(Data entries)
::::::::::
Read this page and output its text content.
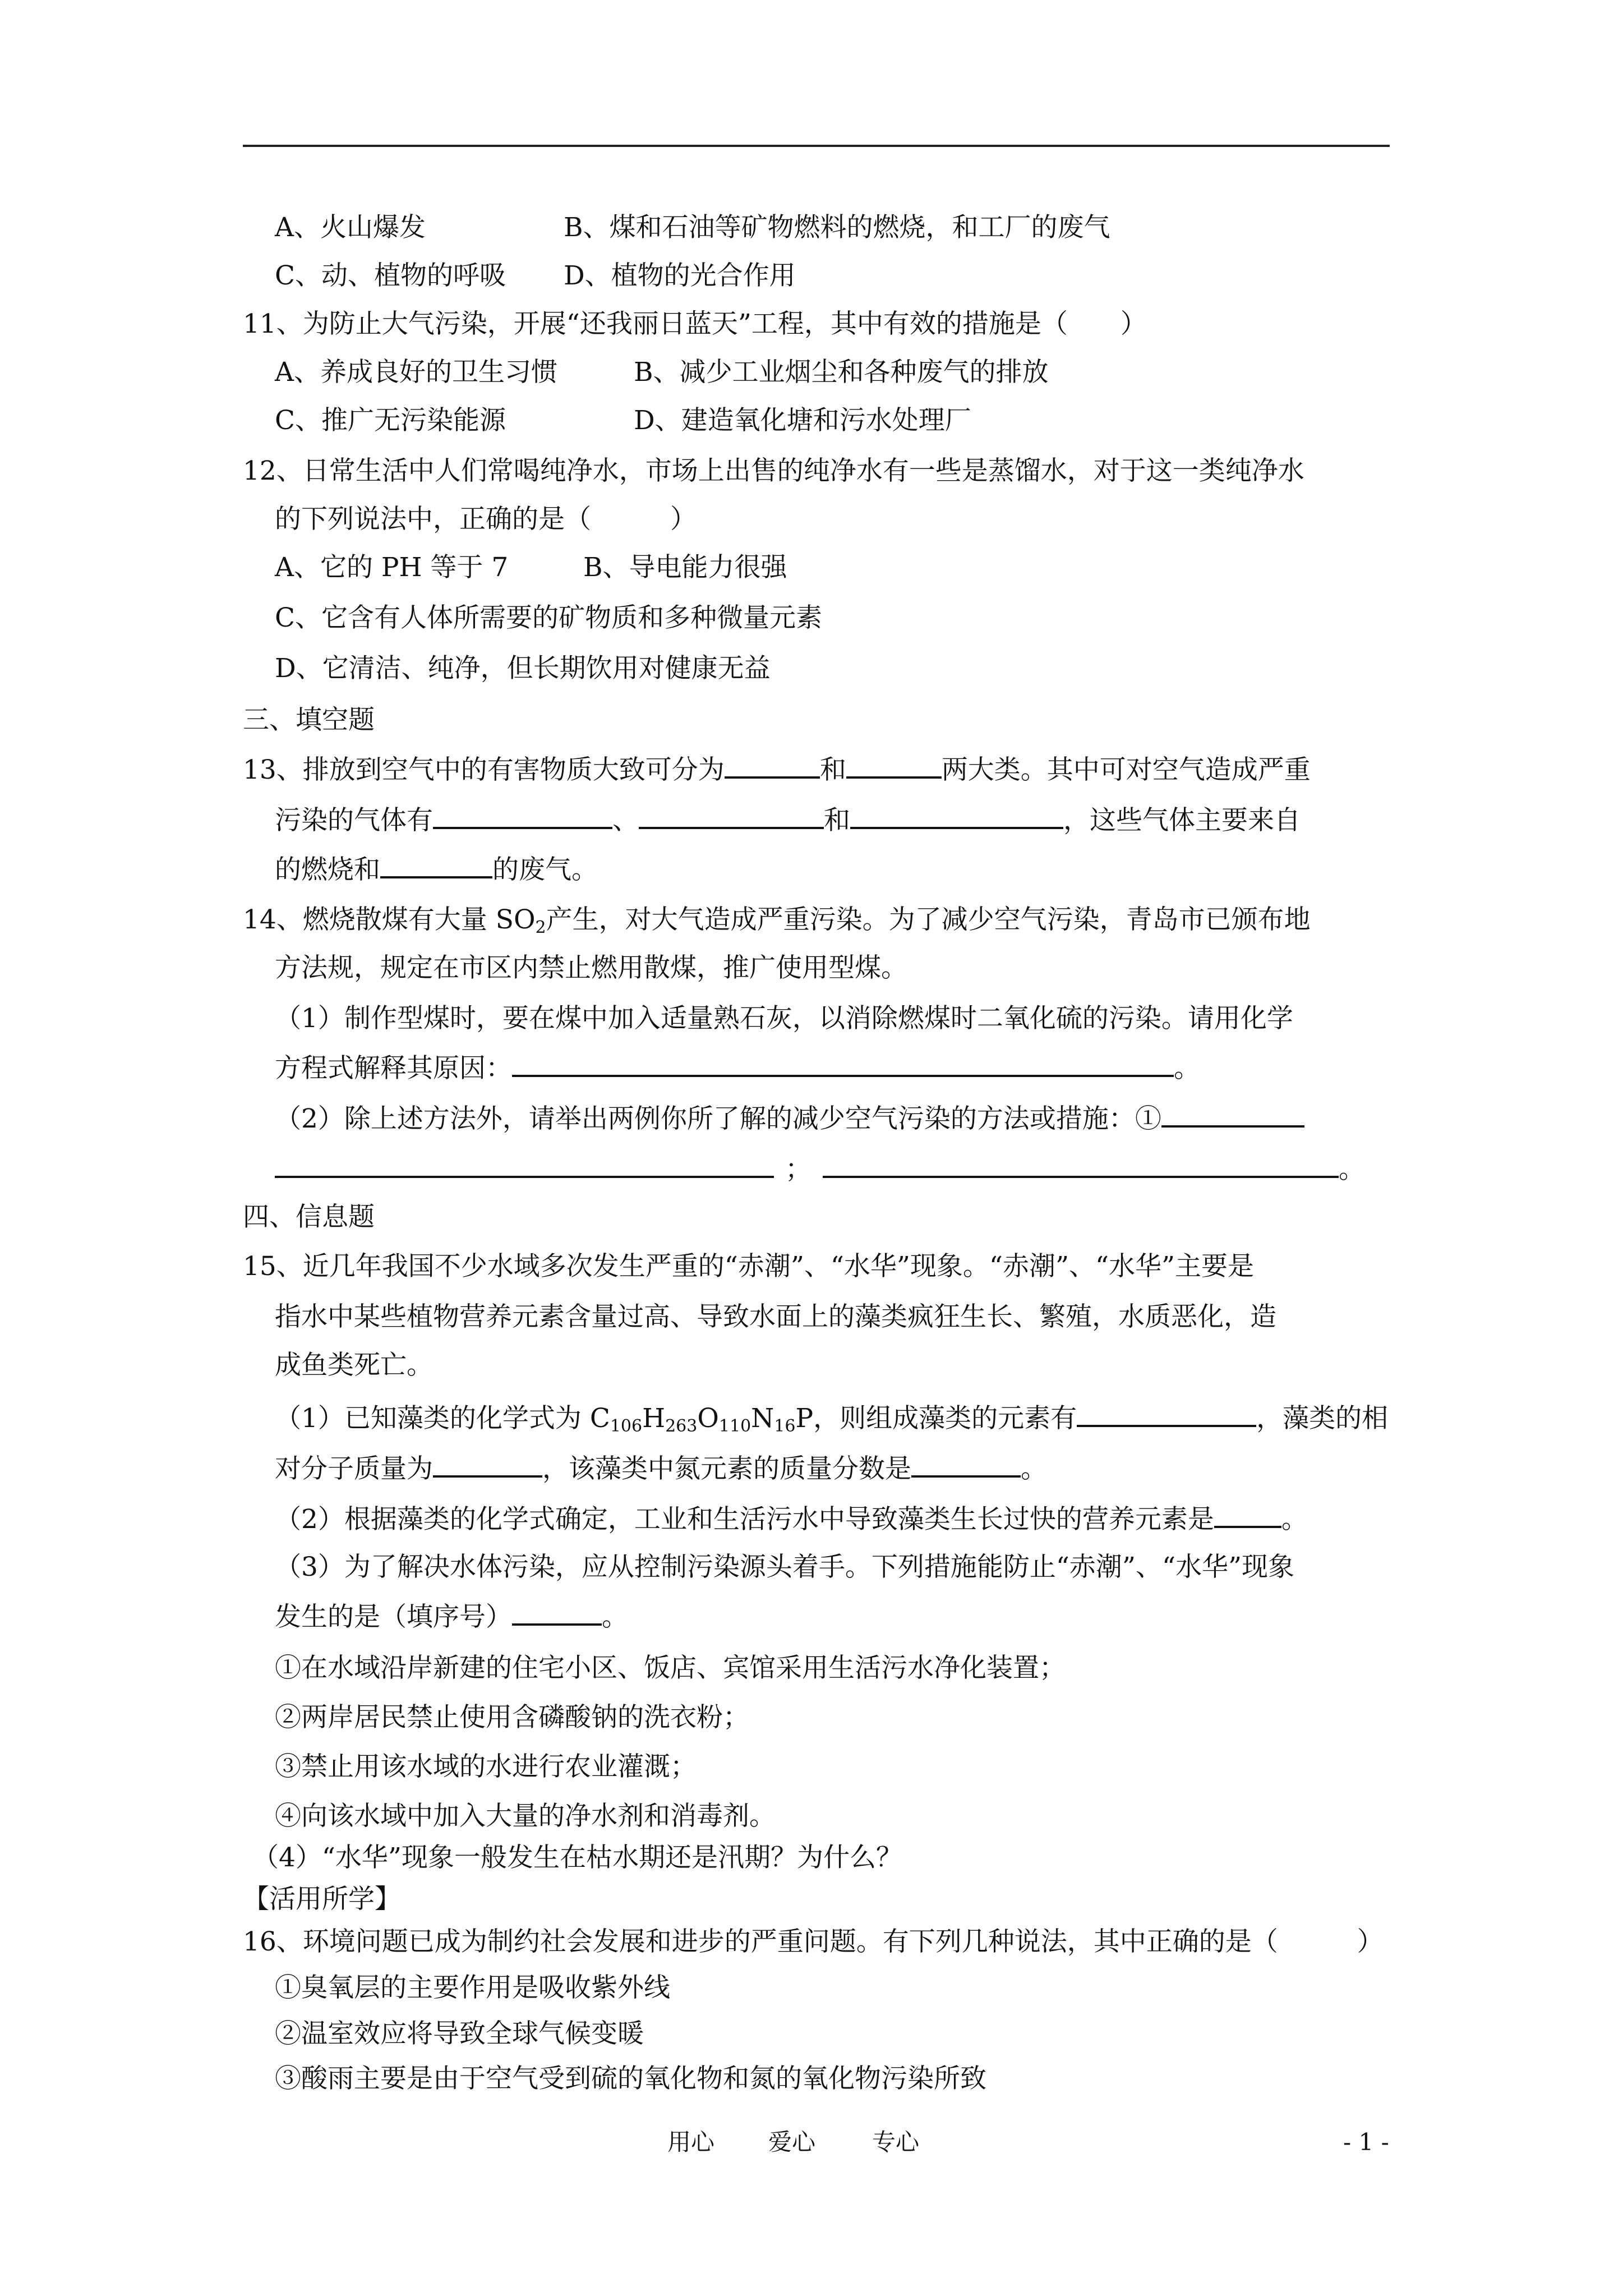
A、火山爆发	B、煤和石油等矿物燃料的燃烧，和工厂的废气
C、动、植物的呼吸 D、植物的光合作用
11、为防止大气污染，开展“还我丽日蓝天”工程，其中有效的措施是（　　）
A、养成良好的卫生习惯	B、减少工业烟尘和各种废气的排放
C、推广无污染能源	D、建造氧化塘和污水处理厂
12、日常生活中人们常喝纯净水，市场上出售的纯净水有一些是蒸馏水，对于这一类纯净水
的下列说法中，正确的是（　　　）
A、它的 PH 等于 7	B、导电能力很强
C、它含有人体所需要的矿物质和多种微量元素
D、它清洁、纯净，但长期饮用对健康无益
三、填空题
13、排放到空气中的有害物质大致可分为	和	两大类。其中可对空气造成严重
污染的气体有	、	和	，这些气体主要来自
的燃烧和	的废气。
14、燃烧散煤有大量 $SO_2$产生，对大气造成严重污染。为了减少空气污染，青岛市已颁布地
方法规，规定在市区内禁止燃用散煤，推广使用型煤。
（1）制作型煤时，要在煤中加入适量熟石灰，以消除燃煤时二氧化硫的污染。请用化学
方程式解释其原因：	。
（2）除上述方法外，请举出两例你所了解的减少空气污染的方法或措施：①
；	。
四、信息题
15、近几年我国不少水域多次发生严重的“赤潮”、“水华”现象。“赤潮”、“水华”主要是
指水中某些植物营养元素含量过高、导致水面上的藻类疯狂生长、繁殖，水质恶化，造
成鱼类死亡。
（1）已知藻类的化学式为 $C_{106}H_{263}O_{110}N_{16}P$，则组成藻类的元素有	，藻类的相
对分子质量为	，该藻类中氮元素的质量分数是	。
（2）根据藻类的化学式确定，工业和生活污水中导致藻类生长过快的营养元素是	。
（3）为了解决水体污染，应从控制污染源头着手。下列措施能防止“赤潮”、“水华”现象
发生的是（填序号）	。
①在水域沿岸新建的住宅小区、饭店、宾馆采用生活污水净化装置；
②两岸居民禁止使用含磷酸钠的洗衣粉；
③禁止用该水域的水进行农业灌溉；
④向该水域中加入大量的净水剂和消毒剂。
（4）“水华”现象一般发生在枯水期还是汛期？为什么？
【活用所学】
16、环境问题已成为制约社会发展和进步的严重问题。有下列几种说法，其中正确的是（　　　）
①臭氧层的主要作用是吸收紫外线
②温室效应将导致全球气候变暖
③酸雨主要是由于空气受到硫的氧化物和氮的氧化物污染所致
用心 爱心 专心	- 1 -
::::::::::
Problem to solve:
Reproduce all the entries that precede this task, word for word, minus any pictures.

Answer to the task:
Read this page and output its text content.
A、火山爆发	B、煤和石油等矿物燃料的燃烧，和工厂的废气
C、动、植物的呼吸 D、植物的光合作用
11、为防止大气污染，开展“还我丽日蓝天”工程，其中有效的措施是（　　）
A、养成良好的卫生习惯	B、减少工业烟尘和各种废气的排放
C、推广无污染能源	D、建造氧化塘和污水处理厂
12、日常生活中人们常喝纯净水，市场上出售的纯净水有一些是蒸馏水，对于这一类纯净水
的下列说法中，正确的是（　　　）
A、它的 PH 等于 7	B、导电能力很强
C、它含有人体所需要的矿物质和多种微量元素
D、它清洁、纯净，但长期饮用对健康无益
三、填空题
13、排放到空气中的有害物质大致可分为	和	两大类。其中可对空气造成严重
污染的气体有	、	和	，这些气体主要来自
的燃烧和	的废气。
14、燃烧散煤有大量 $SO_2$产生，对大气造成严重污染。为了减少空气污染，青岛市已颁布地
方法规，规定在市区内禁止燃用散煤，推广使用型煤。
（1）制作型煤时，要在煤中加入适量熟石灰，以消除燃煤时二氧化硫的污染。请用化学
方程式解释其原因：	。
（2）除上述方法外，请举出两例你所了解的减少空气污染的方法或措施：①
；	。
四、信息题
15、近几年我国不少水域多次发生严重的“赤潮”、“水华”现象。“赤潮”、“水华”主要是
指水中某些植物营养元素含量过高、导致水面上的藻类疯狂生长、繁殖，水质恶化，造
成鱼类死亡。
（1）已知藻类的化学式为 $C_{106}H_{263}O_{110}N_{16}P$，则组成藻类的元素有	，藻类的相
对分子质量为	，该藻类中氮元素的质量分数是	。
（2）根据藻类的化学式确定，工业和生活污水中导致藻类生长过快的营养元素是	。
（3）为了解决水体污染，应从控制污染源头着手。下列措施能防止“赤潮”、“水华”现象
发生的是（填序号）	。
①在水域沿岸新建的住宅小区、饭店、宾馆采用生活污水净化装置；
②两岸居民禁止使用含磷酸钠的洗衣粉；
③禁止用该水域的水进行农业灌溉；
④向该水域中加入大量的净水剂和消毒剂。
（4）“水华”现象一般发生在枯水期还是汛期？为什么？
【活用所学】
16、环境问题已成为制约社会发展和进步的严重问题。有下列几种说法，其中正确的是（　　　）
①臭氧层的主要作用是吸收紫外线
②温室效应将导致全球气候变暖
③酸雨主要是由于空气受到硫的氧化物和氮的氧化物污染所致
用心 爱心 专心	- 1 -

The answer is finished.